Arrange these lines as a JSON list of strings, one string per line, leaving out any blank lines.

# Entries provided start

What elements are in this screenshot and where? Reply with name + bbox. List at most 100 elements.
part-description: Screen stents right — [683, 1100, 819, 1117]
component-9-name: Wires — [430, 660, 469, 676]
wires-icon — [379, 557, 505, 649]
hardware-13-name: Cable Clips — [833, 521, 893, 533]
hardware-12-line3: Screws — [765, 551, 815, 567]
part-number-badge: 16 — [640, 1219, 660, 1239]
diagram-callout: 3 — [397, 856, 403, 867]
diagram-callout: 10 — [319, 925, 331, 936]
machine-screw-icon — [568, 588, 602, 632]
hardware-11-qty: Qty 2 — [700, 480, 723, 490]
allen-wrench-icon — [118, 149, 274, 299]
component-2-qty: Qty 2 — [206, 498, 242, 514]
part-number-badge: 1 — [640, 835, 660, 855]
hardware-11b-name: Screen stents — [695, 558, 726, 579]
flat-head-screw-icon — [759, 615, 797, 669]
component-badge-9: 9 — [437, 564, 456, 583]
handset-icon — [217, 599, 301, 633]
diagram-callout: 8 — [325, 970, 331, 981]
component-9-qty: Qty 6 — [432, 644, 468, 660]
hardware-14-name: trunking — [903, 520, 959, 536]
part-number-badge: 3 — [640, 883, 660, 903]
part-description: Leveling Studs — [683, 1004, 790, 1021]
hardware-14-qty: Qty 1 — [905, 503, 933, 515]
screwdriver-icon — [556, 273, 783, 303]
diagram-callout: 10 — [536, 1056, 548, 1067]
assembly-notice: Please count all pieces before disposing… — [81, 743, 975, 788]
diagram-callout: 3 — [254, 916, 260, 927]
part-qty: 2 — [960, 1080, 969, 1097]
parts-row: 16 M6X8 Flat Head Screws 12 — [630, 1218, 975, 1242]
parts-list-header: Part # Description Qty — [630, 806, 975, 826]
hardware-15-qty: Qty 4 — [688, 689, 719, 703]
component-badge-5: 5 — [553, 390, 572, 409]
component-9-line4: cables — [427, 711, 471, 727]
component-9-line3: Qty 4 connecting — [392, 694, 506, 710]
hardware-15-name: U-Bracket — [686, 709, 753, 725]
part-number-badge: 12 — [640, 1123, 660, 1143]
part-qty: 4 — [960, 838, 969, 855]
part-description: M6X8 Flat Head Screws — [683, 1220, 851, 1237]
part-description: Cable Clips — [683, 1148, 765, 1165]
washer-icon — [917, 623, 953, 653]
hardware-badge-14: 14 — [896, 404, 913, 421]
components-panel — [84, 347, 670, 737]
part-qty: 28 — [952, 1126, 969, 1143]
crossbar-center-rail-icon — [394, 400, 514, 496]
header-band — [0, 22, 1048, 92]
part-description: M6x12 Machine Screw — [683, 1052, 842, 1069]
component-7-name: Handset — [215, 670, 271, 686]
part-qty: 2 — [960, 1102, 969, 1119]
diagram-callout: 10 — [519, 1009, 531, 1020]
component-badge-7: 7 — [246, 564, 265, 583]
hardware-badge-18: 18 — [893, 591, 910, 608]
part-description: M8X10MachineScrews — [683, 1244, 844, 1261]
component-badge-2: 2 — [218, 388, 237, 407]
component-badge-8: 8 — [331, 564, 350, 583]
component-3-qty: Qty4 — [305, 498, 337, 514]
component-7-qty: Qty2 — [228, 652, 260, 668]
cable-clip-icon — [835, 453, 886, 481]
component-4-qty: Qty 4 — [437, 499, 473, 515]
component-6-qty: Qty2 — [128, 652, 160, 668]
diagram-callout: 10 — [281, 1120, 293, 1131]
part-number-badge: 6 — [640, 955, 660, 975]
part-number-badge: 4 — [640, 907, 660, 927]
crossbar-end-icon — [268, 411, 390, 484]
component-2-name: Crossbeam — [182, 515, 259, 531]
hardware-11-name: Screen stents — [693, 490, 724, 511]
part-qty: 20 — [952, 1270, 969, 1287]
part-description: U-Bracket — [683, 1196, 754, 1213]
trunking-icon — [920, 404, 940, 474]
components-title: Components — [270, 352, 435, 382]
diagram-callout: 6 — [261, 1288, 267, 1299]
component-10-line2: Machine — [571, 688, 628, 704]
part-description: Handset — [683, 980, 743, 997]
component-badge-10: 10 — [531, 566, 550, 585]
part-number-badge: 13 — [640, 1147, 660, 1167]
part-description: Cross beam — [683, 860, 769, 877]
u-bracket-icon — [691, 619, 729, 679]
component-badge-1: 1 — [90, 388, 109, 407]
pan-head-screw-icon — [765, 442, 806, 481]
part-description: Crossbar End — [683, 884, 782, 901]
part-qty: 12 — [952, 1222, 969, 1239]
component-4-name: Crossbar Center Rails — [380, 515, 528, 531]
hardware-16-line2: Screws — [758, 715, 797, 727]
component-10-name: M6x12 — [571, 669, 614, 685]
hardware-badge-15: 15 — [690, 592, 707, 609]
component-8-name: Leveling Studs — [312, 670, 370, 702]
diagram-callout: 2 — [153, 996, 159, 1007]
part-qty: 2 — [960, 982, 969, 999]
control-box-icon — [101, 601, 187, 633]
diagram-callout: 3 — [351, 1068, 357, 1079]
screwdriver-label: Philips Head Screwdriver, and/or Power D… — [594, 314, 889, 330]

# Entries provided end

▶ The completed task:
[
  "What elements are in this screenshot and where? Reply with name + bbox. List at most 100 elements.",
  "part-description: Screen stents right — [683, 1100, 819, 1117]",
  "component-9-name: Wires — [430, 660, 469, 676]",
  "wires-icon — [379, 557, 505, 649]",
  "hardware-13-name: Cable Clips — [833, 521, 893, 533]",
  "hardware-12-line3: Screws — [765, 551, 815, 567]",
  "part-number-badge: 16 — [640, 1219, 660, 1239]",
  "diagram-callout: 3 — [397, 856, 403, 867]",
  "diagram-callout: 10 — [319, 925, 331, 936]",
  "machine-screw-icon — [568, 588, 602, 632]",
  "hardware-11-qty: Qty 2 — [700, 480, 723, 490]",
  "allen-wrench-icon — [118, 149, 274, 299]",
  "component-2-qty: Qty 2 — [206, 498, 242, 514]",
  "part-number-badge: 1 — [640, 835, 660, 855]",
  "hardware-11b-name: Screen stents — [695, 558, 726, 579]",
  "flat-head-screw-icon — [759, 615, 797, 669]",
  "component-badge-9: 9 — [437, 564, 456, 583]",
  "handset-icon — [217, 599, 301, 633]",
  "diagram-callout: 8 — [325, 970, 331, 981]",
  "component-9-qty: Qty 6 — [432, 644, 468, 660]",
  "hardware-14-name: trunking — [903, 520, 959, 536]",
  "part-number-badge: 3 — [640, 883, 660, 903]",
  "part-description: Leveling Studs — [683, 1004, 790, 1021]",
  "hardware-14-qty: Qty 1 — [905, 503, 933, 515]",
  "screwdriver-icon — [556, 273, 783, 303]",
  "diagram-callout: 10 — [536, 1056, 548, 1067]",
  "assembly-notice: Please count all pieces before disposing… — [81, 743, 975, 788]",
  "diagram-callout: 3 — [254, 916, 260, 927]",
  "part-qty: 2 — [960, 1080, 969, 1097]",
  "parts-row: 16 M6X8 Flat Head Screws 12 — [630, 1218, 975, 1242]",
  "parts-list-header: Part # Description Qty — [630, 806, 975, 826]",
  "hardware-15-qty: Qty 4 — [688, 689, 719, 703]",
  "component-badge-5: 5 — [553, 390, 572, 409]",
  "component-9-line4: cables — [427, 711, 471, 727]",
  "component-9-line3: Qty 4 connecting — [392, 694, 506, 710]",
  "hardware-15-name: U-Bracket — [686, 709, 753, 725]",
  "part-number-badge: 12 — [640, 1123, 660, 1143]",
  "part-qty: 4 — [960, 838, 969, 855]",
  "part-description: M6X8 Flat Head Screws — [683, 1220, 851, 1237]",
  "part-description: Cable Clips — [683, 1148, 765, 1165]",
  "washer-icon — [917, 623, 953, 653]",
  "hardware-badge-14: 14 — [896, 404, 913, 421]",
  "components-panel — [84, 347, 670, 737]",
  "part-qty: 28 — [952, 1126, 969, 1143]",
  "crossbar-center-rail-icon — [394, 400, 514, 496]",
  "header-band — [0, 22, 1048, 92]",
  "part-description: M6x12 Machine Screw — [683, 1052, 842, 1069]",
  "component-7-name: Handset — [215, 670, 271, 686]",
  "part-qty: 2 — [960, 1102, 969, 1119]",
  "diagram-callout: 10 — [519, 1009, 531, 1020]",
  "component-badge-7: 7 — [246, 564, 265, 583]",
  "hardware-badge-18: 18 — [893, 591, 910, 608]",
  "part-description: M8X10MachineScrews — [683, 1244, 844, 1261]",
  "component-badge-2: 2 — [218, 388, 237, 407]",
  "component-badge-8: 8 — [331, 564, 350, 583]",
  "component-3-qty: Qty4 — [305, 498, 337, 514]",
  "component-7-qty: Qty2 — [228, 652, 260, 668]",
  "cable-clip-icon — [835, 453, 886, 481]",
  "component-4-qty: Qty 4 — [437, 499, 473, 515]",
  "component-6-qty: Qty2 — [128, 652, 160, 668]",
  "diagram-callout: 10 — [281, 1120, 293, 1131]",
  "part-number-badge: 6 — [640, 955, 660, 975]",
  "part-number-badge: 4 — [640, 907, 660, 927]",
  "crossbar-end-icon — [268, 411, 390, 484]",
  "component-2-name: Crossbeam — [182, 515, 259, 531]",
  "hardware-11-name: Screen stents — [693, 490, 724, 511]",
  "part-qty: 20 — [952, 1270, 969, 1287]",
  "part-description: U-Bracket — [683, 1196, 754, 1213]",
  "trunking-icon — [920, 404, 940, 474]",
  "components-title: Components — [270, 352, 435, 382]",
  "diagram-callout: 6 — [261, 1288, 267, 1299]",
  "component-10-line2: Machine — [571, 688, 628, 704]",
  "part-description: Handset — [683, 980, 743, 997]",
  "component-badge-10: 10 — [531, 566, 550, 585]",
  "part-number-badge: 13 — [640, 1147, 660, 1167]",
  "part-description: Cross beam — [683, 860, 769, 877]",
  "u-bracket-icon — [691, 619, 729, 679]",
  "component-badge-1: 1 — [90, 388, 109, 407]",
  "pan-head-screw-icon — [765, 442, 806, 481]",
  "part-description: Crossbar End — [683, 884, 782, 901]",
  "part-qty: 12 — [952, 1222, 969, 1239]",
  "component-4-name: Crossbar Center Rails — [380, 515, 528, 531]",
  "hardware-16-line2: Screws — [758, 715, 797, 727]",
  "component-10-name: M6x12 — [571, 669, 614, 685]",
  "hardware-badge-15: 15 — [690, 592, 707, 609]",
  "component-8-name: Leveling Studs — [312, 670, 370, 702]",
  "diagram-callout: 2 — [153, 996, 159, 1007]",
  "part-qty: 2 — [960, 982, 969, 999]",
  "control-box-icon — [101, 601, 187, 633]",
  "diagram-callout: 3 — [351, 1068, 357, 1079]",
  "screwdriver-label: Philips Head Screwdriver, and/or Power D… — [594, 314, 889, 330]"
]